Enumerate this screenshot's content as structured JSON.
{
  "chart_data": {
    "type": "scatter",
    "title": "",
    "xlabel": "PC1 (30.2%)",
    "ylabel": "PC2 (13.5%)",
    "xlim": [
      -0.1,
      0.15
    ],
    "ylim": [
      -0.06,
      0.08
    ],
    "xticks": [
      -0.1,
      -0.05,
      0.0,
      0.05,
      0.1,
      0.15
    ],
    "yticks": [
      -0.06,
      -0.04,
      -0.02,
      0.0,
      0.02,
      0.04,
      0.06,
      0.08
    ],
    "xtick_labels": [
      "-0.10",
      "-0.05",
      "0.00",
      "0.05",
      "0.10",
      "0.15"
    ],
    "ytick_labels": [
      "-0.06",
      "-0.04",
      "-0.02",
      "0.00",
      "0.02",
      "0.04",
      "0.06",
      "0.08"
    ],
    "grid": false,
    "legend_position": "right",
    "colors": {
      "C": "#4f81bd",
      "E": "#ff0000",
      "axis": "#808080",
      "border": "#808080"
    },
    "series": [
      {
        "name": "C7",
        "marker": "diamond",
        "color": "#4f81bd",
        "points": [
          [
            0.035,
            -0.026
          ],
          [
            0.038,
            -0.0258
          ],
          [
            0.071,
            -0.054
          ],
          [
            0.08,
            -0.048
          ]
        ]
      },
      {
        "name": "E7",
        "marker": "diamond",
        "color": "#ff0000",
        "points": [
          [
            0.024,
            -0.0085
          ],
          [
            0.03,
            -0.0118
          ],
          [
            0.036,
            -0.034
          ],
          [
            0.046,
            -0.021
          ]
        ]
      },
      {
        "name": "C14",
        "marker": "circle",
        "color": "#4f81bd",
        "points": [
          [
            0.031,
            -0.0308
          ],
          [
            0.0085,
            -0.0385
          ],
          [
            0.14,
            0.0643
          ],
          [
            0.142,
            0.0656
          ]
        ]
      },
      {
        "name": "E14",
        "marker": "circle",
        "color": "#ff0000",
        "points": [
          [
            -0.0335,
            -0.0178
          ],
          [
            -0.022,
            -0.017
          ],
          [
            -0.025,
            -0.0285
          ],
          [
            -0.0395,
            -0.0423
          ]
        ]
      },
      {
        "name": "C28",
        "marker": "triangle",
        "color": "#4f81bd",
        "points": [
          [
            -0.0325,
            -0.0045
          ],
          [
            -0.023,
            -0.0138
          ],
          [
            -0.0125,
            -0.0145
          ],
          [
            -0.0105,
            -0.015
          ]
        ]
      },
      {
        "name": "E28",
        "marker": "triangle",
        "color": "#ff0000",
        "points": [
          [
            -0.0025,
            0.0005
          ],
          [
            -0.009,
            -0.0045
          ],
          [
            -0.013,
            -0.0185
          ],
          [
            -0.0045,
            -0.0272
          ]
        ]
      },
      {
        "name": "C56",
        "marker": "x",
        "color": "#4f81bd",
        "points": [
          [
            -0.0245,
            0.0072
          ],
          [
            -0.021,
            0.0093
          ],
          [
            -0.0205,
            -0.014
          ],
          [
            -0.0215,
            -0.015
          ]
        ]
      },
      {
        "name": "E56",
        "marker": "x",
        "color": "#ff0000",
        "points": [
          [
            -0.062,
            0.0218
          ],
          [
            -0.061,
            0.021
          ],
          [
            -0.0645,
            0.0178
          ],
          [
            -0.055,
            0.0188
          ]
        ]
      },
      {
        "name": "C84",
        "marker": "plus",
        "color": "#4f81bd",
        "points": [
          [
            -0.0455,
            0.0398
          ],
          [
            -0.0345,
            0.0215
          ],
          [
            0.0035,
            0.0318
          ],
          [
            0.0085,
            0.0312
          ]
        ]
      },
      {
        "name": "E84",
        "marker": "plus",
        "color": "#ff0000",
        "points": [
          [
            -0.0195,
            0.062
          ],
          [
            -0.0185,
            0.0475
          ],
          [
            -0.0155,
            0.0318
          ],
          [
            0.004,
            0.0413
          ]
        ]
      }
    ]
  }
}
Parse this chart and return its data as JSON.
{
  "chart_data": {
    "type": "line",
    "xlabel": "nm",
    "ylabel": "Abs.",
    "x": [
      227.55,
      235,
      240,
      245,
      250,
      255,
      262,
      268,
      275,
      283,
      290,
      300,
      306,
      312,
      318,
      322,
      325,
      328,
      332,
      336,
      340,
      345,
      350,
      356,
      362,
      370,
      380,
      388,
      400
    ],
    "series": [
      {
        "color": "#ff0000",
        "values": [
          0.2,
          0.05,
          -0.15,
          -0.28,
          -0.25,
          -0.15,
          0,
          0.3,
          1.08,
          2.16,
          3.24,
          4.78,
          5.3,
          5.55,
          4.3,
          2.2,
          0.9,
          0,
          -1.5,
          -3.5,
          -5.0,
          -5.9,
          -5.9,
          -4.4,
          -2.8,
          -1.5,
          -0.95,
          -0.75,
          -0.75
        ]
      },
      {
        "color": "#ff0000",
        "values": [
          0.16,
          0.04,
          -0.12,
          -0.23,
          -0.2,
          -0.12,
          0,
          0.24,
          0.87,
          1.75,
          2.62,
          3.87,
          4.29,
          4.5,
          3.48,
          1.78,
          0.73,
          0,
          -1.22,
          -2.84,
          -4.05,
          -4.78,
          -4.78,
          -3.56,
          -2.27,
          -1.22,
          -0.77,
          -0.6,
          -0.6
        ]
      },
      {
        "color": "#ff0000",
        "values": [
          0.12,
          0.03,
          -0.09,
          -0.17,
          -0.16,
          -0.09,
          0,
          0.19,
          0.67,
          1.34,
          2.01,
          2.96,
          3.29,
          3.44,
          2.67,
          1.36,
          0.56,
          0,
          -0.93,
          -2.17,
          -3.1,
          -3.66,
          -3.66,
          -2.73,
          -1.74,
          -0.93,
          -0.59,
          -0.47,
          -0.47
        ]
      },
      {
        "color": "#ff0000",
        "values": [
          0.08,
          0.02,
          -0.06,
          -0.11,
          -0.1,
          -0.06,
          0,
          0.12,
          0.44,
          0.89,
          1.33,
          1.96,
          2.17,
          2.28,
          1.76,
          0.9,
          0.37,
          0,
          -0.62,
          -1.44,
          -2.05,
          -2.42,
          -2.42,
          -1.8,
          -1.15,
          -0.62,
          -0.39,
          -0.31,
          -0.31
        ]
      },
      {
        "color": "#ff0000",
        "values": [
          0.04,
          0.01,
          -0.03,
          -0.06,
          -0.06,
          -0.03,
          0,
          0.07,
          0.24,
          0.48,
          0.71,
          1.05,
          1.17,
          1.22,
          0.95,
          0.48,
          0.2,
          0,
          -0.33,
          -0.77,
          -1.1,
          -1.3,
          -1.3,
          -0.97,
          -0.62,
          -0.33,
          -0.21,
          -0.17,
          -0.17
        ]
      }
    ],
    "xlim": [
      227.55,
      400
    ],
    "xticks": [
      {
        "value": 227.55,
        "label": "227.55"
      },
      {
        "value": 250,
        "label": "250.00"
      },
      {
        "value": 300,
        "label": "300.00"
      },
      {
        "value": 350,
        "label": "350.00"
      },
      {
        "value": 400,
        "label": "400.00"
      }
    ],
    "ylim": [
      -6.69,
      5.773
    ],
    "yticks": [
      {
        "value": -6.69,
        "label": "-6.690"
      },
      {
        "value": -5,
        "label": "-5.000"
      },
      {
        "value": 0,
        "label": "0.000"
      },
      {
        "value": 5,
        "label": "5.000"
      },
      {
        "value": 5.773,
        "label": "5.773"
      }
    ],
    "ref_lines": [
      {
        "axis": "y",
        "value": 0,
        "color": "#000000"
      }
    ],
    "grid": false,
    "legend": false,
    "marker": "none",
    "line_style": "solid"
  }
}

================================

■ Brief ■
Above are the records; copy every line in them that holds the word "name".

■ Task solution ■
        "name": "C7",
        "name": "E7",
        "name": "C14",
        "name": "E14",
        "name": "C28",
        "name": "E28",
        "name": "C56",
        "name": "E56",
        "name": "C84",
        "name": "E84",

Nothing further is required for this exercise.